* [Given problem]:
Transcribe every entry word for word, but skip the images.
+++
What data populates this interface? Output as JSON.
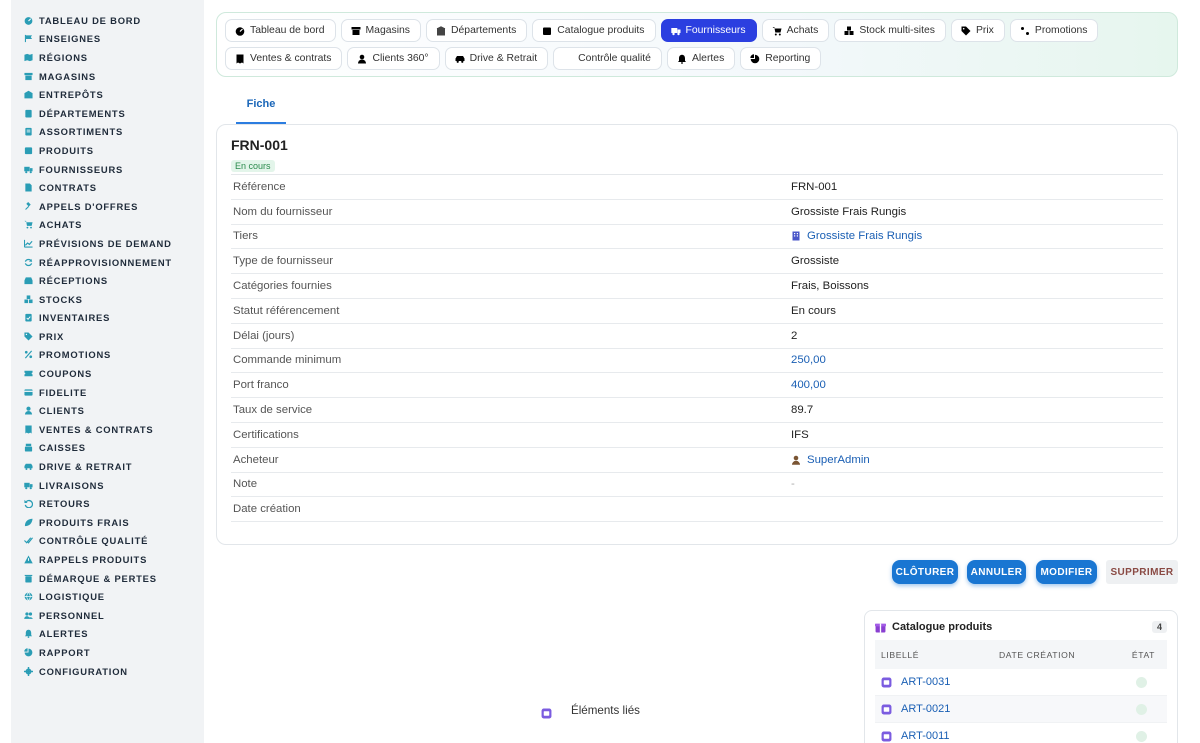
{
  "sidebar": {
    "items": [
      {
        "label": "TABLEAU DE BORD",
        "icon": "dashboard-icon"
      },
      {
        "label": "ENSEIGNES",
        "icon": "flag-icon"
      },
      {
        "label": "RÉGIONS",
        "icon": "map-icon"
      },
      {
        "label": "MAGASINS",
        "icon": "store-icon"
      },
      {
        "label": "ENTREPÔTS",
        "icon": "warehouse-icon"
      },
      {
        "label": "DÉPARTEMENTS",
        "icon": "clipboard-icon"
      },
      {
        "label": "ASSORTIMENTS",
        "icon": "list-icon"
      },
      {
        "label": "PRODUITS",
        "icon": "box-icon"
      },
      {
        "label": "FOURNISSEURS",
        "icon": "truck-icon"
      },
      {
        "label": "CONTRATS",
        "icon": "document-icon"
      },
      {
        "label": "APPELS D'OFFRES",
        "icon": "gavel-icon"
      },
      {
        "label": "ACHATS",
        "icon": "cart-icon"
      },
      {
        "label": "PRÉVISIONS DE DEMAND",
        "icon": "chart-line-icon"
      },
      {
        "label": "RÉAPPROVISIONNEMENT",
        "icon": "sync-icon"
      },
      {
        "label": "RÉCEPTIONS",
        "icon": "inbox-icon"
      },
      {
        "label": "STOCKS",
        "icon": "boxes-icon"
      },
      {
        "label": "INVENTAIRES",
        "icon": "clipboard-check-icon"
      },
      {
        "label": "PRIX",
        "icon": "tag-icon"
      },
      {
        "label": "PROMOTIONS",
        "icon": "percent-icon"
      },
      {
        "label": "COUPONS",
        "icon": "ticket-icon"
      },
      {
        "label": "FIDELITE",
        "icon": "card-icon"
      },
      {
        "label": "CLIENTS",
        "icon": "user-icon"
      },
      {
        "label": "VENTES & CONTRATS",
        "icon": "receipt-icon"
      },
      {
        "label": "CAISSES",
        "icon": "register-icon"
      },
      {
        "label": "DRIVE & RETRAIT",
        "icon": "car-icon"
      },
      {
        "label": "LIVRAISONS",
        "icon": "delivery-icon"
      },
      {
        "label": "RETOURS",
        "icon": "undo-icon"
      },
      {
        "label": "PRODUITS FRAIS",
        "icon": "leaf-icon"
      },
      {
        "label": "CONTRÔLE QUALITÉ",
        "icon": "check-double-icon"
      },
      {
        "label": "RAPPELS PRODUITS",
        "icon": "warning-icon"
      },
      {
        "label": "DÉMARQUE & PERTES",
        "icon": "trash-icon"
      },
      {
        "label": "LOGISTIQUE",
        "icon": "globe-icon"
      },
      {
        "label": "PERSONNEL",
        "icon": "users-icon"
      },
      {
        "label": "ALERTES",
        "icon": "bell-icon"
      },
      {
        "label": "RAPPORT",
        "icon": "pie-icon"
      },
      {
        "label": "CONFIGURATION",
        "icon": "gear-icon"
      }
    ]
  },
  "tabs": {
    "row1": [
      {
        "label": "Tableau de bord",
        "icon": "dashboard-icon"
      },
      {
        "label": "Magasins",
        "icon": "store-icon"
      },
      {
        "label": "Départements",
        "icon": "building-icon"
      },
      {
        "label": "Catalogue produits",
        "icon": "box-icon"
      },
      {
        "label": "Fournisseurs",
        "icon": "truck-icon"
      },
      {
        "label": "Achats",
        "icon": "cart-icon"
      },
      {
        "label": "Stock multi-sites",
        "icon": "boxes-icon"
      },
      {
        "label": "Prix",
        "icon": "tag-icon"
      },
      {
        "label": "Promotions",
        "icon": "percent-icon"
      }
    ],
    "row2": [
      {
        "label": "Ventes & contrats",
        "icon": "receipt-icon"
      },
      {
        "label": "Clients 360°",
        "icon": "user-icon"
      },
      {
        "label": "Drive & Retrait",
        "icon": "car-icon"
      },
      {
        "label": "Contrôle qualité",
        "icon": "check-double-icon"
      },
      {
        "label": "Alertes",
        "icon": "bell-icon"
      },
      {
        "label": "Reporting",
        "icon": "pie-icon"
      }
    ],
    "active": "Fournisseurs"
  },
  "subtab": {
    "label": "Fiche"
  },
  "record": {
    "code": "FRN-001",
    "status_badge": "En cours",
    "fields": [
      {
        "label": "Référence",
        "value": "FRN-001",
        "kind": "text"
      },
      {
        "label": "Nom du fournisseur",
        "value": "Grossiste Frais Rungis",
        "kind": "text"
      },
      {
        "label": "Tiers",
        "value": "Grossiste Frais Rungis",
        "kind": "link",
        "icon": "company-icon"
      },
      {
        "label": "Type de fournisseur",
        "value": "Grossiste",
        "kind": "text"
      },
      {
        "label": "Catégories fournies",
        "value": "Frais, Boissons",
        "kind": "text"
      },
      {
        "label": "Statut référencement",
        "value": "En cours",
        "kind": "text"
      },
      {
        "label": "Délai (jours)",
        "value": "2",
        "kind": "text"
      },
      {
        "label": "Commande minimum",
        "value": "250,00",
        "kind": "money"
      },
      {
        "label": "Port franco",
        "value": "400,00",
        "kind": "money"
      },
      {
        "label": "Taux de service",
        "value": "89.7",
        "kind": "text"
      },
      {
        "label": "Certifications",
        "value": "IFS",
        "kind": "text"
      },
      {
        "label": "Acheteur",
        "value": "SuperAdmin",
        "kind": "link",
        "icon": "user-icon"
      },
      {
        "label": "Note",
        "value": "-",
        "kind": "muted"
      },
      {
        "label": "Date création",
        "value": "",
        "kind": "text"
      }
    ]
  },
  "actions": {
    "close": "CLÔTURER",
    "cancel": "ANNULER",
    "edit": "MODIFIER",
    "delete": "SUPPRIMER"
  },
  "linked": {
    "label": "Éléments liés"
  },
  "catalogue": {
    "title": "Catalogue produits",
    "count": "4",
    "columns": [
      "LIBELLÉ",
      "DATE CRÉATION",
      "ÉTAT"
    ],
    "rows": [
      {
        "label": "ART-0031",
        "date": ""
      },
      {
        "label": "ART-0021",
        "date": ""
      },
      {
        "label": "ART-0011",
        "date": ""
      }
    ]
  },
  "colors": {
    "accent": "#2b3fe0",
    "button": "#1976d2",
    "link": "#1a5fb4",
    "sidebar_bg": "#f1f3f5",
    "badge_green": "#2a8a4c"
  }
}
+++
* [Exercise result]:
What data populates this interface? Output as JSON.
{
  "sidebar": {
    "items": [
      {
        "label": "TABLEAU DE BORD",
        "icon": "dashboard-icon"
      },
      {
        "label": "ENSEIGNES",
        "icon": "flag-icon"
      },
      {
        "label": "RÉGIONS",
        "icon": "map-icon"
      },
      {
        "label": "MAGASINS",
        "icon": "store-icon"
      },
      {
        "label": "ENTREPÔTS",
        "icon": "warehouse-icon"
      },
      {
        "label": "DÉPARTEMENTS",
        "icon": "clipboard-icon"
      },
      {
        "label": "ASSORTIMENTS",
        "icon": "list-icon"
      },
      {
        "label": "PRODUITS",
        "icon": "box-icon"
      },
      {
        "label": "FOURNISSEURS",
        "icon": "truck-icon"
      },
      {
        "label": "CONTRATS",
        "icon": "document-icon"
      },
      {
        "label": "APPELS D'OFFRES",
        "icon": "gavel-icon"
      },
      {
        "label": "ACHATS",
        "icon": "cart-icon"
      },
      {
        "label": "PRÉVISIONS DE DEMAND",
        "icon": "chart-line-icon"
      },
      {
        "label": "RÉAPPROVISIONNEMENT",
        "icon": "sync-icon"
      },
      {
        "label": "RÉCEPTIONS",
        "icon": "inbox-icon"
      },
      {
        "label": "STOCKS",
        "icon": "boxes-icon"
      },
      {
        "label": "INVENTAIRES",
        "icon": "clipboard-check-icon"
      },
      {
        "label": "PRIX",
        "icon": "tag-icon"
      },
      {
        "label": "PROMOTIONS",
        "icon": "percent-icon"
      },
      {
        "label": "COUPONS",
        "icon": "ticket-icon"
      },
      {
        "label": "FIDELITE",
        "icon": "card-icon"
      },
      {
        "label": "CLIENTS",
        "icon": "user-icon"
      },
      {
        "label": "VENTES & CONTRATS",
        "icon": "receipt-icon"
      },
      {
        "label": "CAISSES",
        "icon": "register-icon"
      },
      {
        "label": "DRIVE & RETRAIT",
        "icon": "car-icon"
      },
      {
        "label": "LIVRAISONS",
        "icon": "delivery-icon"
      },
      {
        "label": "RETOURS",
        "icon": "undo-icon"
      },
      {
        "label": "PRODUITS FRAIS",
        "icon": "leaf-icon"
      },
      {
        "label": "CONTRÔLE QUALITÉ",
        "icon": "check-double-icon"
      },
      {
        "label": "RAPPELS PRODUITS",
        "icon": "warning-icon"
      },
      {
        "label": "DÉMARQUE & PERTES",
        "icon": "trash-icon"
      },
      {
        "label": "LOGISTIQUE",
        "icon": "globe-icon"
      },
      {
        "label": "PERSONNEL",
        "icon": "users-icon"
      },
      {
        "label": "ALERTES",
        "icon": "bell-icon"
      },
      {
        "label": "RAPPORT",
        "icon": "pie-icon"
      },
      {
        "label": "CONFIGURATION",
        "icon": "gear-icon"
      }
    ]
  },
  "tabs": {
    "row1": [
      {
        "label": "Tableau de bord",
        "icon": "dashboard-icon"
      },
      {
        "label": "Magasins",
        "icon": "store-icon"
      },
      {
        "label": "Départements",
        "icon": "building-icon"
      },
      {
        "label": "Catalogue produits",
        "icon": "box-icon"
      },
      {
        "label": "Fournisseurs",
        "icon": "truck-icon"
      },
      {
        "label": "Achats",
        "icon": "cart-icon"
      },
      {
        "label": "Stock multi-sites",
        "icon": "boxes-icon"
      },
      {
        "label": "Prix",
        "icon": "tag-icon"
      },
      {
        "label": "Promotions",
        "icon": "percent-icon"
      }
    ],
    "row2": [
      {
        "label": "Ventes & contrats",
        "icon": "receipt-icon"
      },
      {
        "label": "Clients 360°",
        "icon": "user-icon"
      },
      {
        "label": "Drive & Retrait",
        "icon": "car-icon"
      },
      {
        "label": "Contrôle qualité",
        "icon": "check-double-icon"
      },
      {
        "label": "Alertes",
        "icon": "bell-icon"
      },
      {
        "label": "Reporting",
        "icon": "pie-icon"
      }
    ],
    "active": "Fournisseurs"
  },
  "subtab": {
    "label": "Fiche"
  },
  "record": {
    "code": "FRN-001",
    "status_badge": "En cours",
    "fields": [
      {
        "label": "Référence",
        "value": "FRN-001",
        "kind": "text"
      },
      {
        "label": "Nom du fournisseur",
        "value": "Grossiste Frais Rungis",
        "kind": "text"
      },
      {
        "label": "Tiers",
        "value": "Grossiste Frais Rungis",
        "kind": "link",
        "icon": "company-icon"
      },
      {
        "label": "Type de fournisseur",
        "value": "Grossiste",
        "kind": "text"
      },
      {
        "label": "Catégories fournies",
        "value": "Frais, Boissons",
        "kind": "text"
      },
      {
        "label": "Statut référencement",
        "value": "En cours",
        "kind": "text"
      },
      {
        "label": "Délai (jours)",
        "value": "2",
        "kind": "text"
      },
      {
        "label": "Commande minimum",
        "value": "250,00",
        "kind": "money"
      },
      {
        "label": "Port franco",
        "value": "400,00",
        "kind": "money"
      },
      {
        "label": "Taux de service",
        "value": "89.7",
        "kind": "text"
      },
      {
        "label": "Certifications",
        "value": "IFS",
        "kind": "text"
      },
      {
        "label": "Acheteur",
        "value": "SuperAdmin",
        "kind": "link",
        "icon": "user-icon"
      },
      {
        "label": "Note",
        "value": "-",
        "kind": "muted"
      },
      {
        "label": "Date création",
        "value": "",
        "kind": "text"
      }
    ]
  },
  "actions": {
    "close": "CLÔTURER",
    "cancel": "ANNULER",
    "edit": "MODIFIER",
    "delete": "SUPPRIMER"
  },
  "linked": {
    "label": "Éléments liés"
  },
  "catalogue": {
    "title": "Catalogue produits",
    "count": "4",
    "columns": [
      "LIBELLÉ",
      "DATE CRÉATION",
      "ÉTAT"
    ],
    "rows": [
      {
        "label": "ART-0031",
        "date": ""
      },
      {
        "label": "ART-0021",
        "date": ""
      },
      {
        "label": "ART-0011",
        "date": ""
      }
    ]
  },
  "colors": {
    "accent": "#2b3fe0",
    "button": "#1976d2",
    "link": "#1a5fb4",
    "sidebar_bg": "#f1f3f5",
    "badge_green": "#2a8a4c"
  }
}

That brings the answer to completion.